### Your instructions
For the word "nomi", search the records and show each line in which it occurs.

(Transcribed page data)
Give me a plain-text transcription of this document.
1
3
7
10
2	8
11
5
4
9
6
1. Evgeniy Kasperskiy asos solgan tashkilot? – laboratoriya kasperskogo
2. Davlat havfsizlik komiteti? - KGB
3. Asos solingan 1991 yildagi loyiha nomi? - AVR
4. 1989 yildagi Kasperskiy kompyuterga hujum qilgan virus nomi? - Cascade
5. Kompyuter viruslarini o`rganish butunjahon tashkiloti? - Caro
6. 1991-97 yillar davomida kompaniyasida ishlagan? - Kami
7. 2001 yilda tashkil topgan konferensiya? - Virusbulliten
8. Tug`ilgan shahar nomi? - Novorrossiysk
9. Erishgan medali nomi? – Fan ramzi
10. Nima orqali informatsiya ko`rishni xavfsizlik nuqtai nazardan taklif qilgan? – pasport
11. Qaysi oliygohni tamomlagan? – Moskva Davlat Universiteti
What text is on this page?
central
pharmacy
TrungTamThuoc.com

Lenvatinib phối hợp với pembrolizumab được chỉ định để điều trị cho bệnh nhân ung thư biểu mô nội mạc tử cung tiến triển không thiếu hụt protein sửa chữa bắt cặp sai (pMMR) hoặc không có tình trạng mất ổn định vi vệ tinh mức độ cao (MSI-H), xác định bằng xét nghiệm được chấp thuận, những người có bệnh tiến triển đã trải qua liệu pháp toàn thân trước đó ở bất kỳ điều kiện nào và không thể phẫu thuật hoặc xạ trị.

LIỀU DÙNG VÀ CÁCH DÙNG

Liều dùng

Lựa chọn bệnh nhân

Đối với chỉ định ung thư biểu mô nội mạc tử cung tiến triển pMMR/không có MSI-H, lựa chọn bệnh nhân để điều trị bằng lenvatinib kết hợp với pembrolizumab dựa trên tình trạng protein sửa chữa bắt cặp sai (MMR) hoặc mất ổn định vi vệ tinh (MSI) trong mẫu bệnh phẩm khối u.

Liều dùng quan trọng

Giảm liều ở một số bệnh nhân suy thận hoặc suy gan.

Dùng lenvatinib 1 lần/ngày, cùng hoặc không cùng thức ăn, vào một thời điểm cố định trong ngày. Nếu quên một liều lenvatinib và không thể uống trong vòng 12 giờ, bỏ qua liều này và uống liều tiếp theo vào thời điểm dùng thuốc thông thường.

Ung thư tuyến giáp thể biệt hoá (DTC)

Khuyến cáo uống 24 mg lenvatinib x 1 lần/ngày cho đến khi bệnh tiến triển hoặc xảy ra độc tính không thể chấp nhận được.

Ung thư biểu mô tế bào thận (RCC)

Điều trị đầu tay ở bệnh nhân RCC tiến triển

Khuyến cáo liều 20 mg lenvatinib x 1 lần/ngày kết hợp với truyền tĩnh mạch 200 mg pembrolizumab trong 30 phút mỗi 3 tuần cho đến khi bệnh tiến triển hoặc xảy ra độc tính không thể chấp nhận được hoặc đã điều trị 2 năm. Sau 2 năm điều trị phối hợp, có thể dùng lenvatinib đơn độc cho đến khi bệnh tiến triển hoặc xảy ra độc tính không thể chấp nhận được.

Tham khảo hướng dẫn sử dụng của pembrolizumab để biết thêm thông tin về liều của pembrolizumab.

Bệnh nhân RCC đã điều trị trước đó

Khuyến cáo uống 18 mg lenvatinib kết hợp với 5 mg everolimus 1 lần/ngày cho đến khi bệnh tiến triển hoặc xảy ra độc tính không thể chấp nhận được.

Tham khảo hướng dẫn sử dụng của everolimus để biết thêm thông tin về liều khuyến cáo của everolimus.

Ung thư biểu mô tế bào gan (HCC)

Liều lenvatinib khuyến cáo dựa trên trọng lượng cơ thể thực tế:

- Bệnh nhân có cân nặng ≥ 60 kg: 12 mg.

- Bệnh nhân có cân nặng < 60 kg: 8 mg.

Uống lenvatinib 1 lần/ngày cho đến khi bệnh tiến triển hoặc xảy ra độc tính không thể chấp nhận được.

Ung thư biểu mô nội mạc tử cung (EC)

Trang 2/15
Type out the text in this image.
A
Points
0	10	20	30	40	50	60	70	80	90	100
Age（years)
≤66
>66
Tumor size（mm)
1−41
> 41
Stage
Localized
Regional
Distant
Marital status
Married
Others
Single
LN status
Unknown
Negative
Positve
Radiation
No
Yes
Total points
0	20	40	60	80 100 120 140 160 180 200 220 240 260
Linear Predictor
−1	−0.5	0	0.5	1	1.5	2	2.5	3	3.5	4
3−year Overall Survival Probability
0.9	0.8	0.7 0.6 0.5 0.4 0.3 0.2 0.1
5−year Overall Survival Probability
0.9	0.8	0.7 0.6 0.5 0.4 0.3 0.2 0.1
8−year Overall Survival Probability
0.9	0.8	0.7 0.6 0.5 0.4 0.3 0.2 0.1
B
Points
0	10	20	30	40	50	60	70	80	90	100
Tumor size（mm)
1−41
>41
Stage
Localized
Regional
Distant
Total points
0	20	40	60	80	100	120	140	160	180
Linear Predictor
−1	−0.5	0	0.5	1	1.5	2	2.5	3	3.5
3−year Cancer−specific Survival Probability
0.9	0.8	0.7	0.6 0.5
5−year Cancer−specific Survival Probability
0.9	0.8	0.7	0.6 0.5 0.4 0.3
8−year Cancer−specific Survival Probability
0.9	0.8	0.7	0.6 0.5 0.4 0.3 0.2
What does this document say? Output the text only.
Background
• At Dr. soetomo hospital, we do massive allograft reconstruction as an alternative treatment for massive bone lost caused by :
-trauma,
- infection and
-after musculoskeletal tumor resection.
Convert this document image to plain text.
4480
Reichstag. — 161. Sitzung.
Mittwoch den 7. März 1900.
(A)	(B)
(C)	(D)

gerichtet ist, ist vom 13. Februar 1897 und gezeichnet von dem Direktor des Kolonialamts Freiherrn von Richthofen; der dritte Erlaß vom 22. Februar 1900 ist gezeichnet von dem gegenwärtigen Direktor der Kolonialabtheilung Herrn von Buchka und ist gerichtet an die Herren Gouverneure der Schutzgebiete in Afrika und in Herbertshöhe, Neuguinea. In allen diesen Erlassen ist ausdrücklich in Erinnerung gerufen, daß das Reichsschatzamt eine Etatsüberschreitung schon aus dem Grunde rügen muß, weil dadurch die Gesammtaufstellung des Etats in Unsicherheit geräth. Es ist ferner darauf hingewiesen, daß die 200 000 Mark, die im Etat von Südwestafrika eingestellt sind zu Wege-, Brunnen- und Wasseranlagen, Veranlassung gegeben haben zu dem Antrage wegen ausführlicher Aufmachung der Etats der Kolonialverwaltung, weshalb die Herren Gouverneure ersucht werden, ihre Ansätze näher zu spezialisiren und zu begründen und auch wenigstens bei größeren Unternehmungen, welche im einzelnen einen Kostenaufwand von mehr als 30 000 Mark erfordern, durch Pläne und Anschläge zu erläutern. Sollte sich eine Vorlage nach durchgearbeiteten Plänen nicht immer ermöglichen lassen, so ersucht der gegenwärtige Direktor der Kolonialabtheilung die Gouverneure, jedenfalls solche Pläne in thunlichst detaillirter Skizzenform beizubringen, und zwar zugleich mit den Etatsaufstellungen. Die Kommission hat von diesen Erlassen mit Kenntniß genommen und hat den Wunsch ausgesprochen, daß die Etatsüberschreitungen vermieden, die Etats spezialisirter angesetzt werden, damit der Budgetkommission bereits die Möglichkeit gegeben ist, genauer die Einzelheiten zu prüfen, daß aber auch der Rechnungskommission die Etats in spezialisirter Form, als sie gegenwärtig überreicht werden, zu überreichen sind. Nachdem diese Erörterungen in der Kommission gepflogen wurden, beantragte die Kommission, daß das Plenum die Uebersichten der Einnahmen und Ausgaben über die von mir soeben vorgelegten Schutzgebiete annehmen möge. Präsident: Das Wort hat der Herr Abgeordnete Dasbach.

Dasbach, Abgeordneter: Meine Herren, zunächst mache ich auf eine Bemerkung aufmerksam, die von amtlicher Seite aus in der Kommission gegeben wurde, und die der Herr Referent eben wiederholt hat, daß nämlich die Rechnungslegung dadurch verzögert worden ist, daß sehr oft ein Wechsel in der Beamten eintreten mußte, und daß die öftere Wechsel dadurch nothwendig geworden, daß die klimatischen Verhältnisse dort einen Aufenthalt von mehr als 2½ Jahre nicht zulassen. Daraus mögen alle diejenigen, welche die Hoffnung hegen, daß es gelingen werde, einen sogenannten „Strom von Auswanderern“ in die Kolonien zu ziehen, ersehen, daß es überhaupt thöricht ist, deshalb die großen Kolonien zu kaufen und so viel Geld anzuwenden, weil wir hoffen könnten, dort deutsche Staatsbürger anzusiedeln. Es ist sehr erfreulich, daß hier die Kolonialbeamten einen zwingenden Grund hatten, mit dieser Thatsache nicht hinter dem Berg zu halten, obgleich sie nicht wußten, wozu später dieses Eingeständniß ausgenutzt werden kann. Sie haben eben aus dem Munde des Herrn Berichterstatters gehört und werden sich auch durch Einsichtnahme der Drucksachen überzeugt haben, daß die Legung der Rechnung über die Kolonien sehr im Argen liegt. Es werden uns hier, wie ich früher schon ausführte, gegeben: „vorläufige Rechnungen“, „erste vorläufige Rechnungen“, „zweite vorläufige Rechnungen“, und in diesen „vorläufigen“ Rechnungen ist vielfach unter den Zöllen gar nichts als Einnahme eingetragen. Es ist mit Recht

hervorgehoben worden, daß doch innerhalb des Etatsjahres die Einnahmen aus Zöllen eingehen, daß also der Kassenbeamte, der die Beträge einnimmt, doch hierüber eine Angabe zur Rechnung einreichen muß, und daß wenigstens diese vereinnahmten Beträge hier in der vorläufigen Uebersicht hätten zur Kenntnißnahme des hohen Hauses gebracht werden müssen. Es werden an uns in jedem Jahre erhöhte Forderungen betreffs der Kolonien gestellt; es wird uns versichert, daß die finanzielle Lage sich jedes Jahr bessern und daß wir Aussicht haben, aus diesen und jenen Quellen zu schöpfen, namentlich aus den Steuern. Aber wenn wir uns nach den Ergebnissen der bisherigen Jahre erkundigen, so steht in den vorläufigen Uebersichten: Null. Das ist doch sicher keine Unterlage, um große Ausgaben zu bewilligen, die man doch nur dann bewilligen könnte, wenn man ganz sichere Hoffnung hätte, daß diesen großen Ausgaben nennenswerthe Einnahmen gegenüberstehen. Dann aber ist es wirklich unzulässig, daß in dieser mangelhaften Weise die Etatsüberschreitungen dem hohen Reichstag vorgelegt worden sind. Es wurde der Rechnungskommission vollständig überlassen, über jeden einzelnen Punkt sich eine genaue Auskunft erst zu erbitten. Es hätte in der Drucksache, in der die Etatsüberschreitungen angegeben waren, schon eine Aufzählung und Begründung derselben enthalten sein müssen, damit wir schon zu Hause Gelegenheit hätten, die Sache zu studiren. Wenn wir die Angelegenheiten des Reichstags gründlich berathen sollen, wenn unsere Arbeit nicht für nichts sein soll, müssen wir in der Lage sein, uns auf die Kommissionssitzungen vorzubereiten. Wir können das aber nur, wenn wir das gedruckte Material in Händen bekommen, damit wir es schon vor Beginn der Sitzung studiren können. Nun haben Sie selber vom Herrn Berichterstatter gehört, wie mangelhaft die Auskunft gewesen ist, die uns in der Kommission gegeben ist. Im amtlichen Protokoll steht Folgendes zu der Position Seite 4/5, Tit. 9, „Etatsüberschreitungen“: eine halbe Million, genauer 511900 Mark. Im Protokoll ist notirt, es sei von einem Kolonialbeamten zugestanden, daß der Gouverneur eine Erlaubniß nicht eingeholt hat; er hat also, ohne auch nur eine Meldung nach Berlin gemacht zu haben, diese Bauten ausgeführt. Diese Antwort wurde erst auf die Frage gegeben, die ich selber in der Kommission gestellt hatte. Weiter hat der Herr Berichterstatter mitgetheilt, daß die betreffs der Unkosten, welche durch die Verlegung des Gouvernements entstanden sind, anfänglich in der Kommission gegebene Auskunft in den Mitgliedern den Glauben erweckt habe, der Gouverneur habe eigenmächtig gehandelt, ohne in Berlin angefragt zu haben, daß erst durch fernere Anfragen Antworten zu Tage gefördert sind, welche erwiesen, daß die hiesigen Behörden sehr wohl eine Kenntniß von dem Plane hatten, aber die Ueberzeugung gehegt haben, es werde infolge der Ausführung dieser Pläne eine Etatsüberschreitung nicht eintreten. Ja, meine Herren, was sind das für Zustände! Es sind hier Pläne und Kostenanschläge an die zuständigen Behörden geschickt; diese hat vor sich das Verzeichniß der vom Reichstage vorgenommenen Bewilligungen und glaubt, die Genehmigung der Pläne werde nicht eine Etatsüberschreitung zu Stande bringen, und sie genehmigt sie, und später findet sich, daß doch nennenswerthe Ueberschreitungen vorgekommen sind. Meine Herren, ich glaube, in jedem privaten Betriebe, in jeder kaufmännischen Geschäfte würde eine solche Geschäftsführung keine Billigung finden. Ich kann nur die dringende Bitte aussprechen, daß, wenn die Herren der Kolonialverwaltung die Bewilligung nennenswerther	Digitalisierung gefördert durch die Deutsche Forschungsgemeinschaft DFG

### Solution
3. Asos solingan 1991 yildagi loyiha nomi? - AVR
4. 1989 yildagi Kasperskiy kompyuterga hujum qilgan virus nomi? - Cascade
8. Tug`ilgan shahar nomi? - Novorrossiysk
9. Erishgan medali nomi? – Fan ramzi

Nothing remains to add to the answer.